Task to complete: Copy each line of the listing below exactly.

Data to use:
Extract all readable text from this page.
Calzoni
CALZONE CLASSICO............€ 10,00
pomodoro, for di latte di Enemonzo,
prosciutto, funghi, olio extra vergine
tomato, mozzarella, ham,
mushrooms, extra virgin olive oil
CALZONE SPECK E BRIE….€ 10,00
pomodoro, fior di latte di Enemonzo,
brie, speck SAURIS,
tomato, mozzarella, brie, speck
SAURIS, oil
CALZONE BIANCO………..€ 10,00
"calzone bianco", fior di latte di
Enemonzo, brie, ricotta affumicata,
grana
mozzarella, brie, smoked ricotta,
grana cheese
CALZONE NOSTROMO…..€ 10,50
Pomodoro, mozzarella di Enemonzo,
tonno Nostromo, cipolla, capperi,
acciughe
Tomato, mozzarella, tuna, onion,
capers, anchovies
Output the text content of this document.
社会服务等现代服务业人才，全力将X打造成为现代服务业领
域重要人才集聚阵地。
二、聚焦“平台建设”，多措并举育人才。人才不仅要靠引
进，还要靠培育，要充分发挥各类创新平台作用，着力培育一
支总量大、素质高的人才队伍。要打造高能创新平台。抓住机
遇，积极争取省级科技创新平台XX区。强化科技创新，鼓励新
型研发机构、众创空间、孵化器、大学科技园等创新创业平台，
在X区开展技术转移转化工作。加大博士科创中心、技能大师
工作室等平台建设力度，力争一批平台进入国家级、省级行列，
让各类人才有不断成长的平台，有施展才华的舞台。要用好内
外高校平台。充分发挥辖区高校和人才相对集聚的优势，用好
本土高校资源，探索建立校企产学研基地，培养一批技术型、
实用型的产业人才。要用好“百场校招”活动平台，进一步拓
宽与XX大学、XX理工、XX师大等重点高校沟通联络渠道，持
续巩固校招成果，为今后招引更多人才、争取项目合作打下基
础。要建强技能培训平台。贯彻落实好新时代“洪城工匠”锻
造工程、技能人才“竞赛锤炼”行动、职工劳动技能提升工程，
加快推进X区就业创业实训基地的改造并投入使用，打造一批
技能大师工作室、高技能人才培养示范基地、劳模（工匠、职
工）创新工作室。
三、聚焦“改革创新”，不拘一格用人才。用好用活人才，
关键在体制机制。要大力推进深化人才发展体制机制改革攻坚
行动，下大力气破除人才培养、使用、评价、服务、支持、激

Task result:
Extract all readable text from this page.
Calzoni
CALZONE CLASSICO............€ 10,00
pomodoro, for di latte di Enemonzo,
prosciutto, funghi, olio extra vergine
tomato, mozzarella, ham,
mushrooms, extra virgin olive oil
CALZONE SPECK E BRIE….€ 10,00
pomodoro, fior di latte di Enemonzo,
brie, speck SAURIS,
tomato, mozzarella, brie, speck
SAURIS, oil
CALZONE BIANCO………..€ 10,00
"calzone bianco", fior di latte di
Enemonzo, brie, ricotta affumicata,
grana
mozzarella, brie, smoked ricotta,
grana cheese
CALZONE NOSTROMO…..€ 10,50
Pomodoro, mozzarella di Enemonzo,
tonno Nostromo, cipolla, capperi,
acciughe
Tomato, mozzarella, tuna, onion,
capers, anchovies
Output the text content of this document.
社会服务等现代服务业人才，全力将X打造成为现代服务业领
域重要人才集聚阵地。
二、聚焦“平台建设”，多措并举育人才。人才不仅要靠引
进，还要靠培育，要充分发挥各类创新平台作用，着力培育一
支总量大、素质高的人才队伍。要打造高能创新平台。抓住机
遇，积极争取省级科技创新平台XX区。强化科技创新，鼓励新
型研发机构、众创空间、孵化器、大学科技园等创新创业平台，
在X区开展技术转移转化工作。加大博士科创中心、技能大师
工作室等平台建设力度，力争一批平台进入国家级、省级行列，
让各类人才有不断成长的平台，有施展才华的舞台。要用好内
外高校平台。充分发挥辖区高校和人才相对集聚的优势，用好
本土高校资源，探索建立校企产学研基地，培养一批技术型、
实用型的产业人才。要用好“百场校招”活动平台，进一步拓
宽与XX大学、XX理工、XX师大等重点高校沟通联络渠道，持
续巩固校招成果，为今后招引更多人才、争取项目合作打下基
础。要建强技能培训平台。贯彻落实好新时代“洪城工匠”锻
造工程、技能人才“竞赛锤炼”行动、职工劳动技能提升工程，
加快推进X区就业创业实训基地的改造并投入使用，打造一批
技能大师工作室、高技能人才培养示范基地、劳模（工匠、职
工）创新工作室。
三、聚焦“改革创新”，不拘一格用人才。用好用活人才，
关键在体制机制。要大力推进深化人才发展体制机制改革攻坚
行动，下大力气破除人才培养、使用、评价、服务、支持、激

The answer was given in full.